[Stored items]

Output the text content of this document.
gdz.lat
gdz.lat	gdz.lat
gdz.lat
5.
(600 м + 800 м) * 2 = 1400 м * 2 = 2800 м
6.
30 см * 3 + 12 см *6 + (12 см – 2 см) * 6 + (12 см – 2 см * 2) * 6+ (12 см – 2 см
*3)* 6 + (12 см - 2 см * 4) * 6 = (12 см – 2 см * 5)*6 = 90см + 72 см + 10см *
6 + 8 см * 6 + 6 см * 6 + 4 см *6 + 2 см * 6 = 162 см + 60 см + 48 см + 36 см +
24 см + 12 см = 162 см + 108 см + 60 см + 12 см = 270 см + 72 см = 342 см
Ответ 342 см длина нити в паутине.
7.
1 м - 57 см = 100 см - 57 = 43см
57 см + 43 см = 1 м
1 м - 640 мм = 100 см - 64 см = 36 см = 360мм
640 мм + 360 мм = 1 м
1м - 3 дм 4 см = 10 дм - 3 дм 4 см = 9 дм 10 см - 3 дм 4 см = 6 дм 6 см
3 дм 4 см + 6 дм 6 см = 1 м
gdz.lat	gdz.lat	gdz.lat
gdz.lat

GIVEN EXERCISE
Word for word, extract all the records.

SOLVED PROBLEM
Output the text content of this document.
gdz.lat
gdz.lat	gdz.lat
gdz.lat
5.
(600 м + 800 м) * 2 = 1400 м * 2 = 2800 м
6.
30 см * 3 + 12 см *6 + (12 см – 2 см) * 6 + (12 см – 2 см * 2) * 6+ (12 см – 2 см
*3)* 6 + (12 см - 2 см * 4) * 6 = (12 см – 2 см * 5)*6 = 90см + 72 см + 10см *
6 + 8 см * 6 + 6 см * 6 + 4 см *6 + 2 см * 6 = 162 см + 60 см + 48 см + 36 см +
24 см + 12 см = 162 см + 108 см + 60 см + 12 см = 270 см + 72 см = 342 см
Ответ 342 см длина нити в паутине.
7.
1 м - 57 см = 100 см - 57 = 43см
57 см + 43 см = 1 м
1 м - 640 мм = 100 см - 64 см = 36 см = 360мм
640 мм + 360 мм = 1 м
1м - 3 дм 4 см = 10 дм - 3 дм 4 см = 9 дм 10 см - 3 дм 4 см = 6 дм 6 см
3 дм 4 см + 6 дм 6 см = 1 м
gdz.lat	gdz.lat	gdz.lat
gdz.lat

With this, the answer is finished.